TASK OBJECTIVE » Retype the material word for word.

INFORMATION PROVIDED »
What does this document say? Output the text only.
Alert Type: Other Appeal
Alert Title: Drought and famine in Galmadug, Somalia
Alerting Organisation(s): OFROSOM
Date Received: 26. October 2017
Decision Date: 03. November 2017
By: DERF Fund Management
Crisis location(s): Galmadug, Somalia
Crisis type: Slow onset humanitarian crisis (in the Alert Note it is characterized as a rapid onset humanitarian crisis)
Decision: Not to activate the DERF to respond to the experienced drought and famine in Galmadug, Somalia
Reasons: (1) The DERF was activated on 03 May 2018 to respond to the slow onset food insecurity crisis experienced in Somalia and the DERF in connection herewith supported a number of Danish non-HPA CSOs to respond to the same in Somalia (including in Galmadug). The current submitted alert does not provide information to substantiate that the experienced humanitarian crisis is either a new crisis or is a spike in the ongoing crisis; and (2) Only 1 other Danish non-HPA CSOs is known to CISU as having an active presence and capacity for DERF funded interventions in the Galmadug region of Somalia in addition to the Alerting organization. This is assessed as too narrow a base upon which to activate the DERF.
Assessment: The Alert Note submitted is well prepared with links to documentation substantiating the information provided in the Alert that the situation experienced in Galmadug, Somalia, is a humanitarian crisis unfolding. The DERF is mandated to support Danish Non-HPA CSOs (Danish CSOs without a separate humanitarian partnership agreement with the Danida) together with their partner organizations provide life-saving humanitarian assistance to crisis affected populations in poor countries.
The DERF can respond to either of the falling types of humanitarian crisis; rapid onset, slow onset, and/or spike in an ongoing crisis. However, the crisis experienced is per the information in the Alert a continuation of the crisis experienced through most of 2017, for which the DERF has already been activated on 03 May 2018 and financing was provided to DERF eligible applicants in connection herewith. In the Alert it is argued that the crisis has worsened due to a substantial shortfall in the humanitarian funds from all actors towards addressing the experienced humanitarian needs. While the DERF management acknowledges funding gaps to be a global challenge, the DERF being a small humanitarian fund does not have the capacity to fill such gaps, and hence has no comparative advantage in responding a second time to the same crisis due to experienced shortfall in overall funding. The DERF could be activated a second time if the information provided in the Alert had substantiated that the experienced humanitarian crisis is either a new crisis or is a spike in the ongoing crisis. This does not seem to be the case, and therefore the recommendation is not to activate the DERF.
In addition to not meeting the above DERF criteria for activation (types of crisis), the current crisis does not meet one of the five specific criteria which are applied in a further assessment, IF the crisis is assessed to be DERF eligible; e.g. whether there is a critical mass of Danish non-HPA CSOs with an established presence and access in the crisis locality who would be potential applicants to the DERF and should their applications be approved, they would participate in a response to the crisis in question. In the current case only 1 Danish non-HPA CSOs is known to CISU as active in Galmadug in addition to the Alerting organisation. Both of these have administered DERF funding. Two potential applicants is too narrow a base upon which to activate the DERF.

SOLUTION TO THIS EXERCISE »
What does this document say? Output the text only.
Alert Type: Other Appeal
Alert Title: Drought and famine in Galmadug, Somalia
Alerting Organisation(s): OFROSOM
Date Received: 26. October 2017
Decision Date: 03. November 2017
By: DERF Fund Management
Crisis location(s): Galmadug, Somalia
Crisis type: Slow onset humanitarian crisis (in the Alert Note it is characterized as a rapid onset humanitarian crisis)
Decision: Not to activate the DERF to respond to the experienced drought and famine in Galmadug, Somalia
Reasons: (1) The DERF was activated on 03 May 2018 to respond to the slow onset food insecurity crisis experienced in Somalia and the DERF in connection herewith supported a number of Danish non-HPA CSOs to respond to the same in Somalia (including in Galmadug). The current submitted alert does not provide information to substantiate that the experienced humanitarian crisis is either a new crisis or is a spike in the ongoing crisis; and (2) Only 1 other Danish non-HPA CSOs is known to CISU as having an active presence and capacity for DERF funded interventions in the Galmadug region of Somalia in addition to the Alerting organization. This is assessed as too narrow a base upon which to activate the DERF.
Assessment: The Alert Note submitted is well prepared with links to documentation substantiating the information provided in the Alert that the situation experienced in Galmadug, Somalia, is a humanitarian crisis unfolding. The DERF is mandated to support Danish Non-HPA CSOs (Danish CSOs without a separate humanitarian partnership agreement with the Danida) together with their partner organizations provide life-saving humanitarian assistance to crisis affected populations in poor countries.
The DERF can respond to either of the falling types of humanitarian crisis; rapid onset, slow onset, and/or spike in an ongoing crisis. However, the crisis experienced is per the information in the Alert a continuation of the crisis experienced through most of 2017, for which the DERF has already been activated on 03 May 2018 and financing was provided to DERF eligible applicants in connection herewith. In the Alert it is argued that the crisis has worsened due to a substantial shortfall in the humanitarian funds from all actors towards addressing the experienced humanitarian needs. While the DERF management acknowledges funding gaps to be a global challenge, the DERF being a small humanitarian fund does not have the capacity to fill such gaps, and hence has no comparative advantage in responding a second time to the same crisis due to experienced shortfall in overall funding. The DERF could be activated a second time if the information provided in the Alert had substantiated that the experienced humanitarian crisis is either a new crisis or is a spike in the ongoing crisis. This does not seem to be the case, and therefore the recommendation is not to activate the DERF.
In addition to not meeting the above DERF criteria for activation (types of crisis), the current crisis does not meet one of the five specific criteria which are applied in a further assessment, IF the crisis is assessed to be DERF eligible; e.g. whether there is a critical mass of Danish non-HPA CSOs with an established presence and access in the crisis locality who would be potential applicants to the DERF and should their applications be approved, they would participate in a response to the crisis in question. In the current case only 1 Danish non-HPA CSOs is known to CISU as active in Galmadug in addition to the Alerting organisation. Both of these have administered DERF funding. Two potential applicants is too narrow a base upon which to activate the DERF.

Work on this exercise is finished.